- [Exercise prompt]:
Identify the lines that contain the word "this" and copy each one.

- [Input records]:
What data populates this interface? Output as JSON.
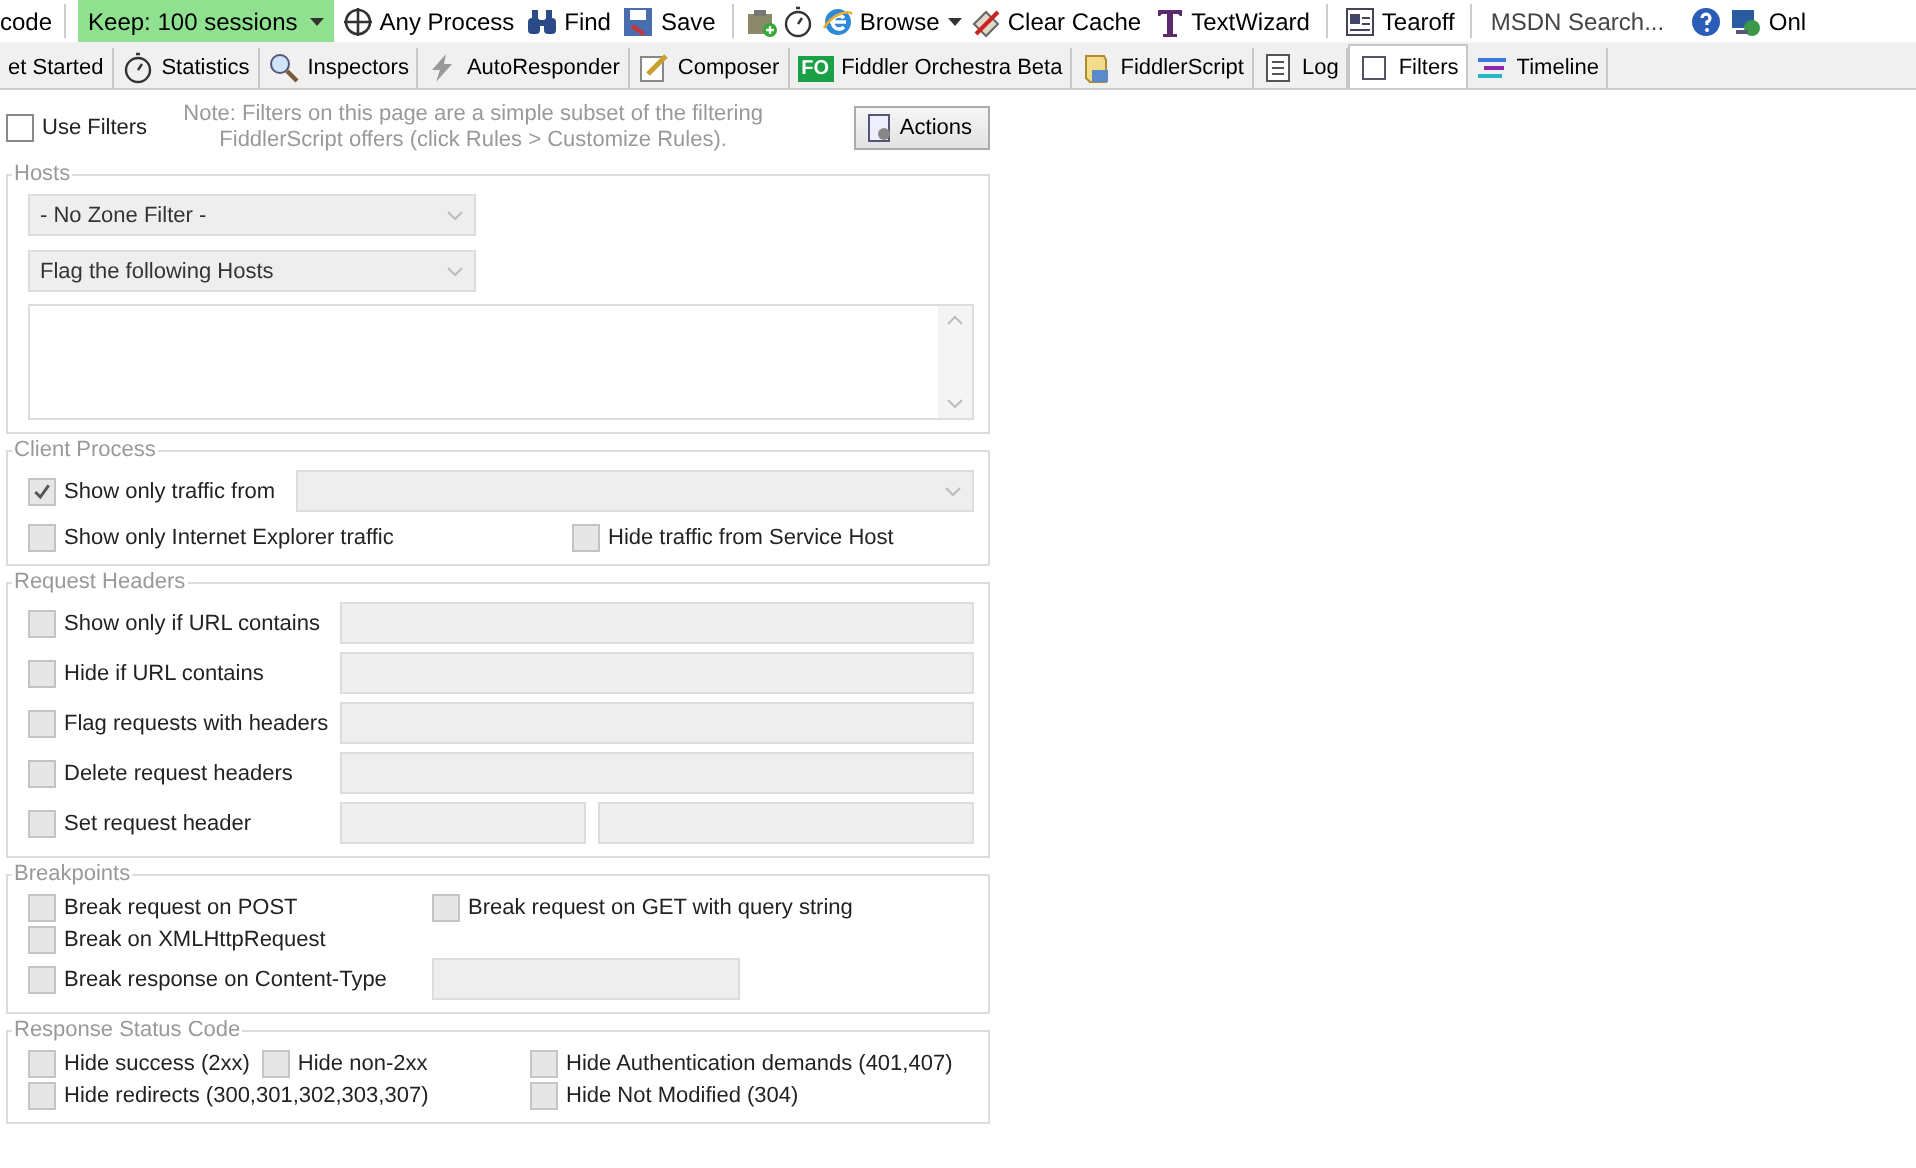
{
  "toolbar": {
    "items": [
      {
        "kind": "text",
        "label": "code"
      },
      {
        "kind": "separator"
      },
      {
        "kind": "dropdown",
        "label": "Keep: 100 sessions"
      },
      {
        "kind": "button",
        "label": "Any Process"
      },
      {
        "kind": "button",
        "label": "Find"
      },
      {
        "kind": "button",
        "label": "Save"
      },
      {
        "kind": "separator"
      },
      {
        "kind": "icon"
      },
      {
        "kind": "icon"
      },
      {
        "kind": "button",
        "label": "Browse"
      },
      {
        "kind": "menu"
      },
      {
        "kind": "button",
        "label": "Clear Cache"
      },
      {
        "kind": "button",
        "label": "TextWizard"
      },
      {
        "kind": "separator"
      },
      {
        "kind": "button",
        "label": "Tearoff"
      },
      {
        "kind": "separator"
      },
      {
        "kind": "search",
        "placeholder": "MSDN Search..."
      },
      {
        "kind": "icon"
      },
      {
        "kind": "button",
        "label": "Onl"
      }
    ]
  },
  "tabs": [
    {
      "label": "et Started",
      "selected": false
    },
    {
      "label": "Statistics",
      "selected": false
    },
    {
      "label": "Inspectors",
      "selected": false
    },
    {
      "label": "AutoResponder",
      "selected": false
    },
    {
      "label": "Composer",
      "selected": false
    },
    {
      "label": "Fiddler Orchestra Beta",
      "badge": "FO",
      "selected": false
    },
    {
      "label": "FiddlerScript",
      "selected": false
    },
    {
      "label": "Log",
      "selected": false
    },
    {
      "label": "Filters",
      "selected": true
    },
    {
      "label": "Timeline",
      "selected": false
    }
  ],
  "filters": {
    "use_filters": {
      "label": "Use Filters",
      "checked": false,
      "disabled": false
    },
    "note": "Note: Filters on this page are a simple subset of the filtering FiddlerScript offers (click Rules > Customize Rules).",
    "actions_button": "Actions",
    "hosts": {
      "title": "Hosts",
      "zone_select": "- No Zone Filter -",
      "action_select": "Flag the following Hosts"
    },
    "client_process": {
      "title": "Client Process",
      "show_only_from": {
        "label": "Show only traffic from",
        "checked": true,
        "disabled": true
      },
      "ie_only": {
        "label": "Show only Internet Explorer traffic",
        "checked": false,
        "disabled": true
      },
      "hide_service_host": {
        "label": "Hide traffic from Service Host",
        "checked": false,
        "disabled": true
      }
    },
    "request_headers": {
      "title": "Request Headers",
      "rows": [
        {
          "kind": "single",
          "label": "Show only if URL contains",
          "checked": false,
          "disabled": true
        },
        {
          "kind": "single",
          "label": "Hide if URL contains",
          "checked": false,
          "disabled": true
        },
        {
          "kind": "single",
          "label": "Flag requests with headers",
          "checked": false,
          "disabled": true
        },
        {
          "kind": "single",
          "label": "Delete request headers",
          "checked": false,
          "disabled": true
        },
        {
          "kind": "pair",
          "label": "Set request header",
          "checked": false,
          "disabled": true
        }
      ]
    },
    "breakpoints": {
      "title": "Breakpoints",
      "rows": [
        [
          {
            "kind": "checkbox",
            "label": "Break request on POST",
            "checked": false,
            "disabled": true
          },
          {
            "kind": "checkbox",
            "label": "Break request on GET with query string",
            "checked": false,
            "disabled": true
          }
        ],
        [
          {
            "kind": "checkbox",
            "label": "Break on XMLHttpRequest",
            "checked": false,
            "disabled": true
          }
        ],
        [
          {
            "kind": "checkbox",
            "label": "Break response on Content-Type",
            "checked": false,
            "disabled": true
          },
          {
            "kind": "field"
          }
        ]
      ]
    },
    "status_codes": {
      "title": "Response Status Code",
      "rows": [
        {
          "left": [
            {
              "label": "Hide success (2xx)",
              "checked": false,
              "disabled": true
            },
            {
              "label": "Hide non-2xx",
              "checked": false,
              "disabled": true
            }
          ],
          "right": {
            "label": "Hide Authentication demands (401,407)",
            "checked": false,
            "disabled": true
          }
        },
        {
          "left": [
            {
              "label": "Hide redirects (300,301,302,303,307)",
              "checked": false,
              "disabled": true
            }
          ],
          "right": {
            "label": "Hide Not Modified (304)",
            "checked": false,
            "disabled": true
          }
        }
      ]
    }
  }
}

- [Expected answer]:
What data populates this interface? Output as JSON.
    "note": "Note: Filters on this page are a simple subset of the filtering FiddlerScript offers (click Rules > Customize Rules).",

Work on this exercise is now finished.